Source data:
:::::

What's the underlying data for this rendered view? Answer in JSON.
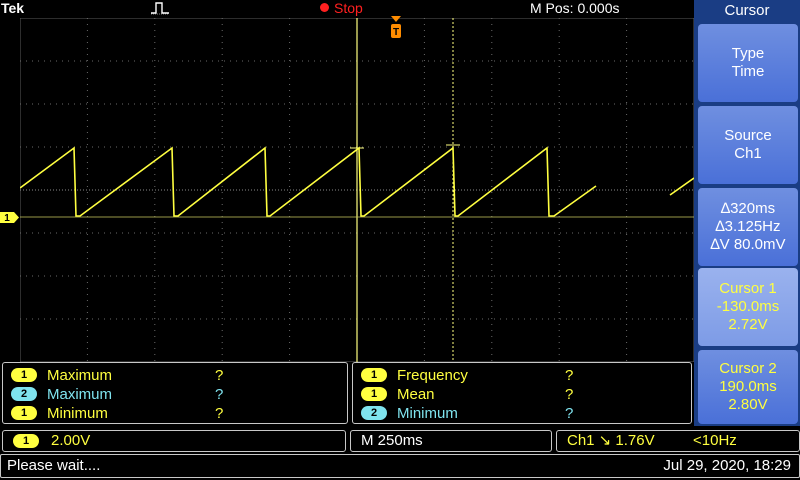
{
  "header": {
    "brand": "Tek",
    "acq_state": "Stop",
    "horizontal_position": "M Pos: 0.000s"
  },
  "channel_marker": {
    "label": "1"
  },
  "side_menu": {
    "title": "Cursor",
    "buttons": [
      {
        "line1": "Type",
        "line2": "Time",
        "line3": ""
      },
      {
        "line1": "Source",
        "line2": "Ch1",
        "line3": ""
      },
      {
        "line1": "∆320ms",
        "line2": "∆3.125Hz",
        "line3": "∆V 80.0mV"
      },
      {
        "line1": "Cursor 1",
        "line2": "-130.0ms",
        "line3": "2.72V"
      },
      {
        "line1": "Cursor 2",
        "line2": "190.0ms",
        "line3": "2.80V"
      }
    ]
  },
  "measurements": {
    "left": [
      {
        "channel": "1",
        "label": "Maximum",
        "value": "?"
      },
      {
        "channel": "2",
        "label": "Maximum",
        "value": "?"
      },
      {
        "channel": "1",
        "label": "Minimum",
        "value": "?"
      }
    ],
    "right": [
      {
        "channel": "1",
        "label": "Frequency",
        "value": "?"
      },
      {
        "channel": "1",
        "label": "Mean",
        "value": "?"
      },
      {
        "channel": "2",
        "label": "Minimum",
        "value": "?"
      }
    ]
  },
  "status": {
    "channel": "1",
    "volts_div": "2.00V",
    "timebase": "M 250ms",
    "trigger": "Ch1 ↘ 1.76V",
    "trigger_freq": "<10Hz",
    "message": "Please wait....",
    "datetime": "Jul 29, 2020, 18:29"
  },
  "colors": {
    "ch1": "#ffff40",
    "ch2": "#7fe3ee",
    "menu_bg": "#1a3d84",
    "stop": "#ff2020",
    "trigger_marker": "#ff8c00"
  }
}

:::::

Problem:
Using the records above, find and show each line with the string "label".

Finished exercise:
    "label": "1"
        "label": "Maximum",
        "label": "Maximum",
        "label": "Minimum",
        "label": "Frequency",
        "label": "Mean",
        "label": "Minimum",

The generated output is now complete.